## TASK DESCRIPTION
Take the line containing "What does this" and every line after it to the end of the records, and copy them exactly, leaving out pictures.

## INFORMATION PROVIDED
● ● ● ●
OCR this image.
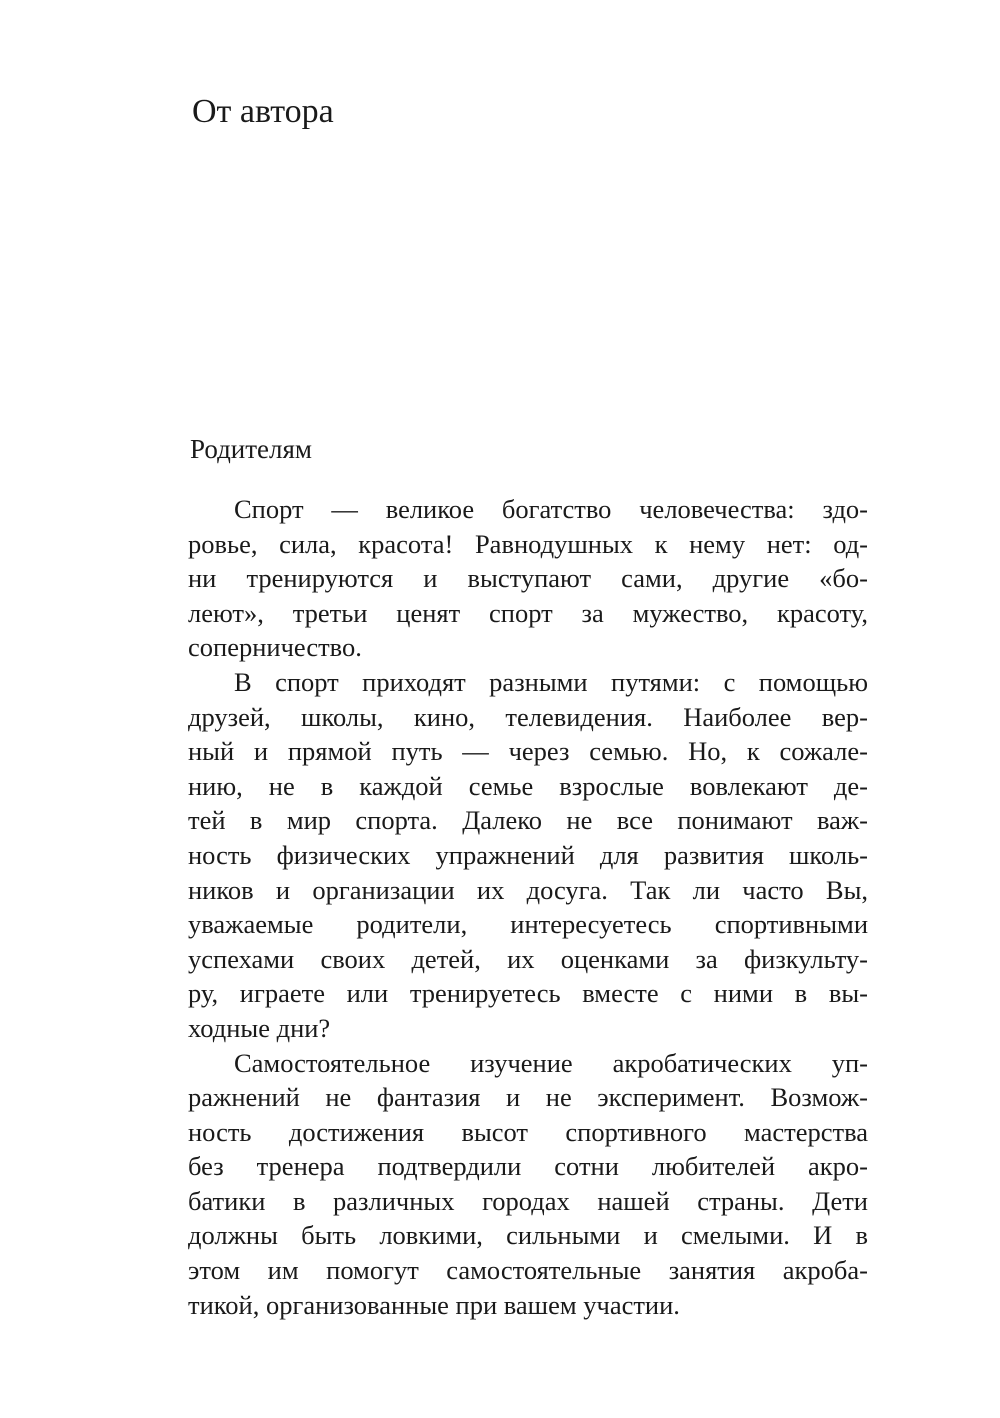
От автора
Родителям
Спорт — великое богатство человечества: здо-
ровье, сила, красота! Равнодушных к нему нет: од-
ни тренируются и выступают сами, другие «бо-
леют», третьи ценят спорт за мужество, красоту,
соперничество.
В спорт приходят разными путями: с помощью
друзей, школы, кино, телевидения. Наиболее вер-
ный и прямой путь — через семью. Но, к сожале-
нию, не в каждой семье взрослые вовлекают де-
тей в мир спорта. Далеко не все понимают важ-
ность физических упражнений для развития школь-
ников и организации их досуга. Так ли часто Вы,
уважаемые родители, интересуетесь спортивными
успехами своих детей, их оценками за физкульту-
ру, играете или тренируетесь вместе с ними в вы-
ходные дни?
Самостоятельное изучение акробатических уп-
ражнений не фантазия и не эксперимент. Возмож-
ность достижения высот спортивного мастерства
без тренера подтвердили сотни любителей акро-
батики в различных городах нашей страны. Дети
должны быть ловкими, сильными и смелыми. И в
этом им помогут самостоятельные занятия акроба-
тикой, организованные при вашем участии.
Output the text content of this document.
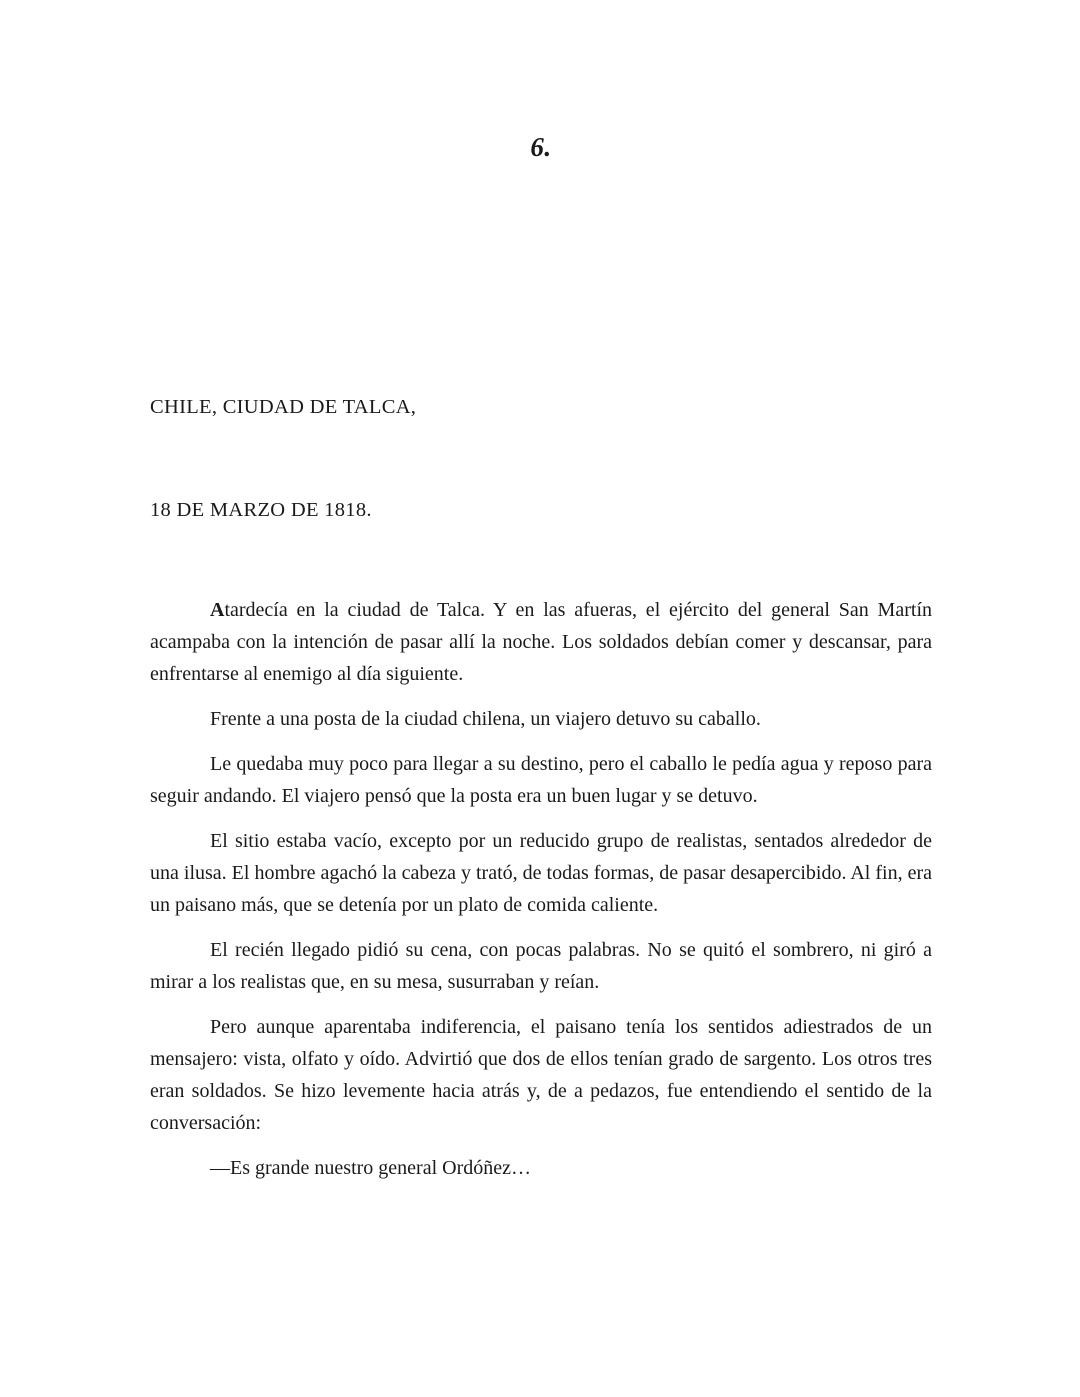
6.
CHILE, CIUDAD DE TALCA,
18 DE MARZO DE 1818.

Atardecía en la ciudad de Talca. Y en las afueras, el ejército del general San Martín acampaba con la intención de pasar allí la noche. Los soldados debían comer y descansar, para enfrentarse al enemigo al día siguiente.

Frente a una posta de la ciudad chilena, un viajero detuvo su caballo.

Le quedaba muy poco para llegar a su destino, pero el caballo le pedía agua y reposo para seguir andando. El viajero pensó que la posta era un buen lugar y se detuvo.

El sitio estaba vacío, excepto por un reducido grupo de realistas, sentados alrededor de una ilusa. El hombre agachó la cabeza y trató, de todas formas, de pasar desapercibido. Al fin, era un paisano más, que se detenía por un plato de comida caliente.

El recién llegado pidió su cena, con pocas palabras. No se quitó el sombrero, ni giró a mirar a los realistas que, en su mesa, susurraban y reían.

Pero aunque aparentaba indiferencia, el paisano tenía los sentidos adiestrados de un mensajero: vista, olfato y oído. Advirtió que dos de ellos tenían grado de sargento. Los otros tres eran soldados. Se hizo levemente hacia atrás y, de a pedazos, fue entendiendo el sentido de la conversación:

—Es grande nuestro general Ordóñez…
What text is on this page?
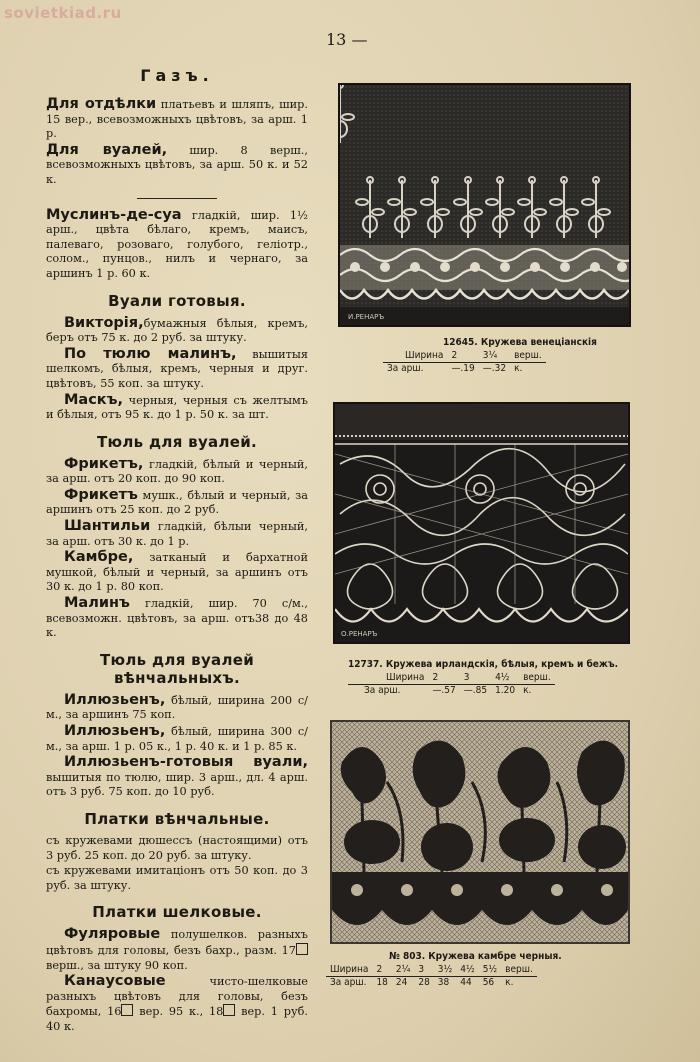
sovietkiad.ru
13 —
Газъ.

Для отдѣлки платьевъ и шляпъ, шир. 15 вер., всевозможныхъ цвѣтовъ, за арш. 1 р.

Для вуалей, шир. 8 верш., всевозможныхъ цвѣтовъ, за арш. 50 к. и 52 к.

Муслинъ-де-суа гладкій, шир. 1½ арш., цвѣта бѣлаго, кремъ, маисъ, палеваго, розоваго, голубого, геліотр., солом., пунцов., нилъ и чернаго, за аршинъ 1 р. 60 к.

Вуали готовыя.

Викторія,бумажныя бѣлыя, кремъ, беръ отъ 75 к. до 2 руб. за штуку.

По тюлю малинъ, вышитыя шелкомъ, бѣлыя, кремъ, черныя и друг. цвѣтовъ, 55 коп. за штуку.

Маскъ, черныя, черныя съ желтымъ и бѣлыя, отъ 95 к. до 1 р. 50 к. за шт.

Тюль для вуалей.

Фрикетъ, гладкій, бѣлый и черный, за арш. отъ 20 коп. до 90 коп.

Фрикетъ мушк., бѣлый и черный, за аршинъ отъ 25 коп. до 2 руб.

Шантильи гладкій, бѣлыи черный, за арш. отъ 30 к. до 1 р.

Камбре, затканый и бархатной мушкой, бѣлый и черный, за аршинъ отъ 30 к. до 1 р. 80 коп.

Малинъ гладкій, шир. 70 с/м., всевозможн. цвѣтовъ, за арш. отъ38 до 48 к.

Тюль для вуалей вѣнчальныхъ.

Иллюзьенъ, бѣлый, ширина 200 с/м., за аршинъ 75 коп.

Иллюзьенъ, бѣлый, ширина 300 с/м., за арш. 1 р. 05 к., 1 р. 40 к. и 1 р. 85 к.

Иллюзьенъ-готовыя вуали, вышитыя по тюлю, шир. 3 арш., дл. 4 арш. отъ 3 руб. 75 коп. до 10 руб.

Платки вѣнчальные.

съ кружевами дюшессъ (настоящими) отъ 3 руб. 25 коп. до 20 руб. за штуку.

съ кружевами имитаціонъ отъ 50 коп. до 3 руб. за штуку.

Платки шелковые.

Фуляровые полушелков. разныхъ цвѣтовъ для головы, безъ бахр., разм. 17 верш., за штуку 90 коп.

Канаусовые чисто-шелковые разныхъ цвѣтовъ для головы, безъ бахромы, 16 вер. 95 к., 18 вер. 1 руб. 40 к.

И.РЕНАРЪ
12645. Кружева венеціанскія
Ширина	2	3¼	верш.
За арш.	—.19	—.32	к.
О.РЕНАРЪ
12737. Кружева ирландскія, бѣлыя, кремъ и бежъ.
Ширина	2	3	4½	верш.
За арш.	—.57	—.85	1.20	к.
№ 803. Кружева камбре черныя.
Ширина	2	2¼	3	3½	4½	5½	верш.
За арш.	18	24	28	38	44	56	к.
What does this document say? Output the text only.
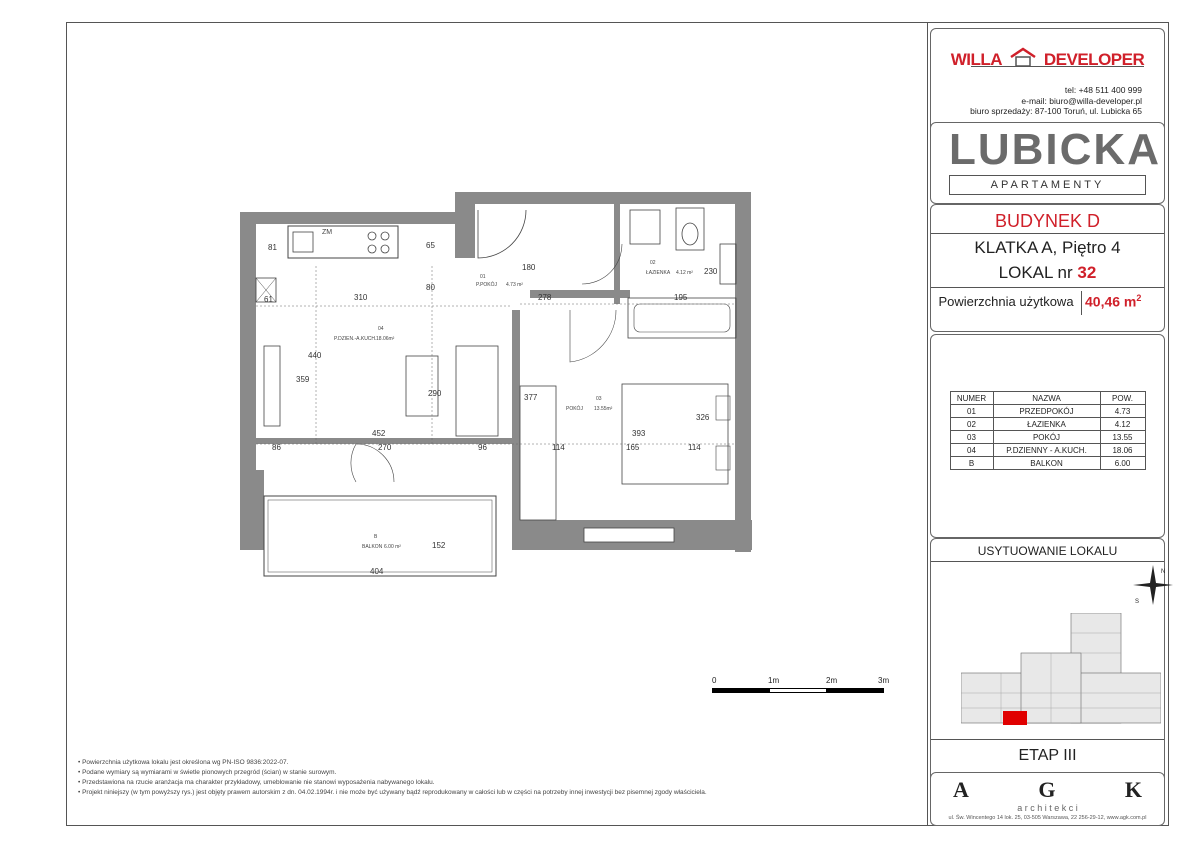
ZM
65
80
81
61	310
180
278	195
230
440
359
290	377
326
452	393
86	270	96	114	165	114
152
404
01
P.POKÓJ 4.73 m²
02
ŁAZIENKA 4.12 m²
03
POKÓJ 13.55m²
04
P.DZIEN.-A.KUCH. 18.06m²
B
BALKON 6.00 m²
0	1m	2m	3m
• Powierzchnia użytkowa lokalu jest określona wg PN-ISO 9836:2022-07.
• Podane wymiary są wymiarami w świetle pionowych przegród (ścian) w stanie surowym.
• Przedstawiona na rzucie aranżacja ma charakter przykładowy, umeblowanie nie stanowi wyposażenia nabywanego lokalu.
• Projekt niniejszy (w tym powyższy rys.) jest objęty prawem autorskim z dn. 04.02.1994r. i nie może być używany bądź reprodukowany w całości lub w części na potrzeby innej inwestycji bez pisemnej zgody właściciela.
WILLA DEVELOPER
tel: +48 511 400 999
e-mail: biuro@willa-developer.pl
biuro sprzedaży: 87-100 Toruń, ul. Lubicka 65
LUBICKA
APARTAMENTY
BUDYNEK D
KLATKA A, Piętro 4
LOKAL nr 32
Powierzchnia użytkowa 40,46 $m^2$
NUMER	NAZWA	POW.
01	PRZEDPOKÓJ	4.73
02	ŁAZIENKA	4.12
03	POKÓJ	13.55
04	P.DZIENNY - A.KUCH.	18.06
B	BALKON	6.00
USYTUOWANIE LOKALU
N
S
ETAP III
A	G	K
a r c h i t e k c i
ul. Św. Wincentego 14 lok. 25, 03-505 Warszawa, 22 256-29-12, www.agk.com.pl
● ● ● ●
## ANSWER FOR THE TASK
What does this document say? Output the text only.
ZM
65
80
81
61	310
180
278	195
230
440
359
290	377
326
452	393
86	270	96	114	165	114
152
404
01
P.POKÓJ 4.73 m²
02
ŁAZIENKA 4.12 m²
03
POKÓJ 13.55m²
04
P.DZIEN.-A.KUCH. 18.06m²
B
BALKON 6.00 m²
0	1m	2m	3m
• Powierzchnia użytkowa lokalu jest określona wg PN-ISO 9836:2022-07.
• Podane wymiary są wymiarami w świetle pionowych przegród (ścian) w stanie surowym.
• Przedstawiona na rzucie aranżacja ma charakter przykładowy, umeblowanie nie stanowi wyposażenia nabywanego lokalu.
• Projekt niniejszy (w tym powyższy rys.) jest objęty prawem autorskim z dn. 04.02.1994r. i nie może być używany bądź reprodukowany w całości lub w części na potrzeby innej inwestycji bez pisemnej zgody właściciela.
WILLA DEVELOPER
tel: +48 511 400 999
e-mail: biuro@willa-developer.pl
biuro sprzedaży: 87-100 Toruń, ul. Lubicka 65
LUBICKA
APARTAMENTY
BUDYNEK D
KLATKA A, Piętro 4
LOKAL nr 32
Powierzchnia użytkowa 40,46 $m^2$
NUMER	NAZWA	POW.
01	PRZEDPOKÓJ	4.73
02	ŁAZIENKA	4.12
03	POKÓJ	13.55
04	P.DZIENNY - A.KUCH.	18.06
B	BALKON	6.00
USYTUOWANIE LOKALU
N
S
ETAP III
A	G	K
a r c h i t e k c i
ul. Św. Wincentego 14 lok. 25, 03-505 Warszawa, 22 256-29-12, www.agk.com.pl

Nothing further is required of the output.